● **Written task**:
Please quote every line word for word.
--- Start of Extracted information ---
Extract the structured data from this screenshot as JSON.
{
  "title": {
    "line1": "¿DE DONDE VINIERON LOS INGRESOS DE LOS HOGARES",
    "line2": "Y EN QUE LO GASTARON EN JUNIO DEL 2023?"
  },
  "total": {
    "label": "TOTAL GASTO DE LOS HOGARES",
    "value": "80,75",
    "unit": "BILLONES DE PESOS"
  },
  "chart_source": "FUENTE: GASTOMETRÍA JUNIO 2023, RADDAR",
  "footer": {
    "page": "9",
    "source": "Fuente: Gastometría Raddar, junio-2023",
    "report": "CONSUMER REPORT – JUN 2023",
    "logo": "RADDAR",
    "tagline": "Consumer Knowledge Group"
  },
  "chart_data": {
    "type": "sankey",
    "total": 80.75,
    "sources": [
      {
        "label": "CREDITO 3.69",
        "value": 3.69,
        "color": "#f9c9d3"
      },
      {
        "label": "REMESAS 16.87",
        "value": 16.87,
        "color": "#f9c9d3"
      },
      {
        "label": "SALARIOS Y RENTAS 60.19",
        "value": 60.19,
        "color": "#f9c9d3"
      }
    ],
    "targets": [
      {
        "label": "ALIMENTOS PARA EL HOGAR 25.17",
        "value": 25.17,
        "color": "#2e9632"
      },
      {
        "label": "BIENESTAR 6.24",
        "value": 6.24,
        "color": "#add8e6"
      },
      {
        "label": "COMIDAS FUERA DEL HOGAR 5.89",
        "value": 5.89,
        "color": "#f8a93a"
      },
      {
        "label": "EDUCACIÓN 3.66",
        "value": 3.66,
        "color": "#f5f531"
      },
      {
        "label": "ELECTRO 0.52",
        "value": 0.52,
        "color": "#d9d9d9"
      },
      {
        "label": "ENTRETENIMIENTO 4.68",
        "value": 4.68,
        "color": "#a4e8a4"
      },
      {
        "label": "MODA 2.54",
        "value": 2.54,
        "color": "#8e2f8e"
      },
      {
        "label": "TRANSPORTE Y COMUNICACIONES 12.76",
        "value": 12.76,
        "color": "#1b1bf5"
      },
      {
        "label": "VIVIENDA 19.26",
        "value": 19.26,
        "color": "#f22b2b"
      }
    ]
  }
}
--- End of Extracted information ---
● **Result**:
Extract the structured data from this screenshot as JSON.
{
  "title": {
    "line1": "¿DE DONDE VINIERON LOS INGRESOS DE LOS HOGARES",
    "line2": "Y EN QUE LO GASTARON EN JUNIO DEL 2023?"
  },
  "total": {
    "label": "TOTAL GASTO DE LOS HOGARES",
    "value": "80,75",
    "unit": "BILLONES DE PESOS"
  },
  "chart_source": "FUENTE: GASTOMETRÍA JUNIO 2023, RADDAR",
  "footer": {
    "page": "9",
    "source": "Fuente: Gastometría Raddar, junio-2023",
    "report": "CONSUMER REPORT – JUN 2023",
    "logo": "RADDAR",
    "tagline": "Consumer Knowledge Group"
  },
  "chart_data": {
    "type": "sankey",
    "total": 80.75,
    "sources": [
      {
        "label": "CREDITO 3.69",
        "value": 3.69,
        "color": "#f9c9d3"
      },
      {
        "label": "REMESAS 16.87",
        "value": 16.87,
        "color": "#f9c9d3"
      },
      {
        "label": "SALARIOS Y RENTAS 60.19",
        "value": 60.19,
        "color": "#f9c9d3"
      }
    ],
    "targets": [
      {
        "label": "ALIMENTOS PARA EL HOGAR 25.17",
        "value": 25.17,
        "color": "#2e9632"
      },
      {
        "label": "BIENESTAR 6.24",
        "value": 6.24,
        "color": "#add8e6"
      },
      {
        "label": "COMIDAS FUERA DEL HOGAR 5.89",
        "value": 5.89,
        "color": "#f8a93a"
      },
      {
        "label": "EDUCACIÓN 3.66",
        "value": 3.66,
        "color": "#f5f531"
      },
      {
        "label": "ELECTRO 0.52",
        "value": 0.52,
        "color": "#d9d9d9"
      },
      {
        "label": "ENTRETENIMIENTO 4.68",
        "value": 4.68,
        "color": "#a4e8a4"
      },
      {
        "label": "MODA 2.54",
        "value": 2.54,
        "color": "#8e2f8e"
      },
      {
        "label": "TRANSPORTE Y COMUNICACIONES 12.76",
        "value": 12.76,
        "color": "#1b1bf5"
      },
      {
        "label": "VIVIENDA 19.26",
        "value": 19.26,
        "color": "#f22b2b"
      }
    ]
  }
}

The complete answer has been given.